• [What to work on] Scan the listing below. Report each line that includes "的控制力矩".

-- -- --

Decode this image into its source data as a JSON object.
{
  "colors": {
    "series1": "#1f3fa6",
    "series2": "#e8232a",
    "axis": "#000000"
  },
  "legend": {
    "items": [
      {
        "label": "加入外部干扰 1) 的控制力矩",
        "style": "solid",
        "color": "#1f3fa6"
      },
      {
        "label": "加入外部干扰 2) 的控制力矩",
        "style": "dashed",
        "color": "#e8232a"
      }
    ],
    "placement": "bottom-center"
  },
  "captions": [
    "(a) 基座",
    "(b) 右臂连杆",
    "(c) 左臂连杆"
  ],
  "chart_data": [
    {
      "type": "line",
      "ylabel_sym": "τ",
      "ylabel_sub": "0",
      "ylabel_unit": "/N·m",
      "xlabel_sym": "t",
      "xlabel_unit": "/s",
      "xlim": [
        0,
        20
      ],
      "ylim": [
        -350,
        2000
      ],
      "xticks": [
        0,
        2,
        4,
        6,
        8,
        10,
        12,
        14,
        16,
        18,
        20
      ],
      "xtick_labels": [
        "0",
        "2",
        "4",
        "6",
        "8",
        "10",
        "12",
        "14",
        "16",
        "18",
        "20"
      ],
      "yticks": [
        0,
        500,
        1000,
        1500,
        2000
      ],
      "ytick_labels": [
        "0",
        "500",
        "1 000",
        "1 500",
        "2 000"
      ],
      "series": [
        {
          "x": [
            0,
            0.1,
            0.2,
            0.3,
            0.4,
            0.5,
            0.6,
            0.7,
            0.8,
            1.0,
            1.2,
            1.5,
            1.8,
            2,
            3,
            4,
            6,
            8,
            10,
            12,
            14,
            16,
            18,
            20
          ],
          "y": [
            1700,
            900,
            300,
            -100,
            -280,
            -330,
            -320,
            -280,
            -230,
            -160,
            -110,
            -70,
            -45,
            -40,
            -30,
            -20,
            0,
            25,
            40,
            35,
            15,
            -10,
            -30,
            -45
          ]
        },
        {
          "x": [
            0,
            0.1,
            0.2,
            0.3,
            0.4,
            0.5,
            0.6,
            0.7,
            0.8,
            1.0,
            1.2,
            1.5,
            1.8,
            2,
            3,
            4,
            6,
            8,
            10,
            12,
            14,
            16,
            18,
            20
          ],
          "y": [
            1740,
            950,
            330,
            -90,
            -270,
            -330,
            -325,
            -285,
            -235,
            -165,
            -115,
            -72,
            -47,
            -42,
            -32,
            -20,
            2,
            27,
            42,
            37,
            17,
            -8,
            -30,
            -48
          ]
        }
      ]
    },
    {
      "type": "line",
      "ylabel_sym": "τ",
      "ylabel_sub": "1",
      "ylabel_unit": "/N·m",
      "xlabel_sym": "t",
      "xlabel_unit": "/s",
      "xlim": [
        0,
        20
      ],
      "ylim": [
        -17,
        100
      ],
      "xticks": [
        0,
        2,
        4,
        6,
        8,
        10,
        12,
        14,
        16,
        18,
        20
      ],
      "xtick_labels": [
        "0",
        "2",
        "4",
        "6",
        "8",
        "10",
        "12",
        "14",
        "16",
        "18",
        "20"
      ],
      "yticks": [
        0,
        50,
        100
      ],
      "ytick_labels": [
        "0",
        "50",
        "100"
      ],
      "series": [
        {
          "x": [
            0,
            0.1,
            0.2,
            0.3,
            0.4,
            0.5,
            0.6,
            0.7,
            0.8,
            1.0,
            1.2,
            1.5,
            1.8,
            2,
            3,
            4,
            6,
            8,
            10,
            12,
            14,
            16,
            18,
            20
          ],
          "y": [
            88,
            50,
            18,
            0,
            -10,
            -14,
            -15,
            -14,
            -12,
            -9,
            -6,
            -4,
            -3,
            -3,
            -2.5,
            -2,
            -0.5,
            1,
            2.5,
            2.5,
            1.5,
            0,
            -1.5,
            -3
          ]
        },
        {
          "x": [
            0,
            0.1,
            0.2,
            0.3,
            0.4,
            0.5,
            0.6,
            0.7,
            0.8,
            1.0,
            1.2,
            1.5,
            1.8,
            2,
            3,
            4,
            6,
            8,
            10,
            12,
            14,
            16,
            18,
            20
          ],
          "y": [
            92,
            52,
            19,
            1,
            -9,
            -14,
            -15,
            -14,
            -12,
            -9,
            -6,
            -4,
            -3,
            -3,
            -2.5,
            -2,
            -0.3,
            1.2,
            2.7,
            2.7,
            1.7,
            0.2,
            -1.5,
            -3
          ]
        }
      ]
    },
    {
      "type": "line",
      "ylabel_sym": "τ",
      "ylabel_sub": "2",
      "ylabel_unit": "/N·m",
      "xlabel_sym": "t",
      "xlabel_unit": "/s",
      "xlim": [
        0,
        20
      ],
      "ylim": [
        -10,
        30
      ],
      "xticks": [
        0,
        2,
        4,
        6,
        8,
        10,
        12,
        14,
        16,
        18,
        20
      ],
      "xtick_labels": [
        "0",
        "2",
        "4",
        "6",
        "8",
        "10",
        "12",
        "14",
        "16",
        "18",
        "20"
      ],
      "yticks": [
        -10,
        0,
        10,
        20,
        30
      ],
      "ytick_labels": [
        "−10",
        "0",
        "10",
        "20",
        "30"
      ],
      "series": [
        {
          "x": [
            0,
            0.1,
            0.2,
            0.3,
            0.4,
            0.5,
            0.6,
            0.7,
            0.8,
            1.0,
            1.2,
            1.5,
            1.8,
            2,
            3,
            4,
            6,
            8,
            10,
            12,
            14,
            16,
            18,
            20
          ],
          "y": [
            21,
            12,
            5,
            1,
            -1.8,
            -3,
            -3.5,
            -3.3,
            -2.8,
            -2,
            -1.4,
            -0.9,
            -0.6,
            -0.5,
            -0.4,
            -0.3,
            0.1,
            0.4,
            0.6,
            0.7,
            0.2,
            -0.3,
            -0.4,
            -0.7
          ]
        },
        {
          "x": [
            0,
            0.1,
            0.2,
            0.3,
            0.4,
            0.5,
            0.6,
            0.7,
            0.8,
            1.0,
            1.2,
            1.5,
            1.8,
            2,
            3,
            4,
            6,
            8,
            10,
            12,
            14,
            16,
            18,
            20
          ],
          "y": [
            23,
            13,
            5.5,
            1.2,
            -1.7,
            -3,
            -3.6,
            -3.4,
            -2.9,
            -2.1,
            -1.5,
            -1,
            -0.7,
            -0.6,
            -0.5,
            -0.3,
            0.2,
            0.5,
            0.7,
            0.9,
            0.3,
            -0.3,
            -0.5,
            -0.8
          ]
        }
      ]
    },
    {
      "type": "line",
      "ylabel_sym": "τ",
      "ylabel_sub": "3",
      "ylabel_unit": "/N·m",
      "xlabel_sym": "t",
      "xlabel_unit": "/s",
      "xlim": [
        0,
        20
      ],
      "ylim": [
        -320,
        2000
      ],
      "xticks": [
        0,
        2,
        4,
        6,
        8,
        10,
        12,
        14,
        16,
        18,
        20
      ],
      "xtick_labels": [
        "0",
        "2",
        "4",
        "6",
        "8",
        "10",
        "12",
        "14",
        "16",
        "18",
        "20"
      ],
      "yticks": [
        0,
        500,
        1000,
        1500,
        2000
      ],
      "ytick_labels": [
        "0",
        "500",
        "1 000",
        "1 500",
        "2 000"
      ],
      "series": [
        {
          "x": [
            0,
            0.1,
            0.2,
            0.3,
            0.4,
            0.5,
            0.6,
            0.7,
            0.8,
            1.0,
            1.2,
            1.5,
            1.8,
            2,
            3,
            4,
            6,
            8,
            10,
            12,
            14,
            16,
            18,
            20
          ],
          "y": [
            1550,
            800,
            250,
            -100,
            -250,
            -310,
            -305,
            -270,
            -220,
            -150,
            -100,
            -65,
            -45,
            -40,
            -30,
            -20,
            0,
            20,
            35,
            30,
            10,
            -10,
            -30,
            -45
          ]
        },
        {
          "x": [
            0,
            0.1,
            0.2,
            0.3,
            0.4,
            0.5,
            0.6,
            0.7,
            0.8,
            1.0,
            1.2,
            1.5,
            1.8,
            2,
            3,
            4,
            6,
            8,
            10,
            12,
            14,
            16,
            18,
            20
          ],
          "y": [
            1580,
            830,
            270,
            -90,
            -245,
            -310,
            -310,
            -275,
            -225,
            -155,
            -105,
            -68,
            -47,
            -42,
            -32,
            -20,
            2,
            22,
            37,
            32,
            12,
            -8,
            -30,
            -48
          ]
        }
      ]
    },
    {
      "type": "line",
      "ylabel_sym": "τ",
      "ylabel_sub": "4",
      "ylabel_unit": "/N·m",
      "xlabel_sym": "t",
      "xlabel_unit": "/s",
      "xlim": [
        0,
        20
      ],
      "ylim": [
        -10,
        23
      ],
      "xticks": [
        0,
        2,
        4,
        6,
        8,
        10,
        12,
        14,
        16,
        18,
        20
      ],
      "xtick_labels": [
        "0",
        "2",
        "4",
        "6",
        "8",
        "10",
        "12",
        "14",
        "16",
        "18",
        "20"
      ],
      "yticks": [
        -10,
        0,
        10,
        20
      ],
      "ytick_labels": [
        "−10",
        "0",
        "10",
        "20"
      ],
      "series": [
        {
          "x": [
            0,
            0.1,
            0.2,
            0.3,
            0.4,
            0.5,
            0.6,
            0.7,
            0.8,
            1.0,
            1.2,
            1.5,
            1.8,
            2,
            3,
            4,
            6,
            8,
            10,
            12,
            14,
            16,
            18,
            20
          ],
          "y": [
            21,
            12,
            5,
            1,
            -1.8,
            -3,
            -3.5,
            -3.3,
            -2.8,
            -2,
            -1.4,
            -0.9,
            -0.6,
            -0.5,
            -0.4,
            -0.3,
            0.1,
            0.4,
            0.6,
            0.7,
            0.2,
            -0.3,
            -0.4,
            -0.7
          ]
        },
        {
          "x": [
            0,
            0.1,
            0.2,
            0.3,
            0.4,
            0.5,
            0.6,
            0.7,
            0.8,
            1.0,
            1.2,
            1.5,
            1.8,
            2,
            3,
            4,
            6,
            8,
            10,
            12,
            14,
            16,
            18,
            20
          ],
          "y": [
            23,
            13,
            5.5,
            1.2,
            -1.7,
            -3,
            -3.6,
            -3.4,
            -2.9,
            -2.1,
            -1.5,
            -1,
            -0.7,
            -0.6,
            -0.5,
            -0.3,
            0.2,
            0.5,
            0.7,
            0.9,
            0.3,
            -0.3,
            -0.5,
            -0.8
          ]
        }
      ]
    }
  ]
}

-- -- --

• [Response for this exercise]
        "label": "加入外部干扰 1) 的控制力矩",
        "label": "加入外部干扰 2) 的控制力矩",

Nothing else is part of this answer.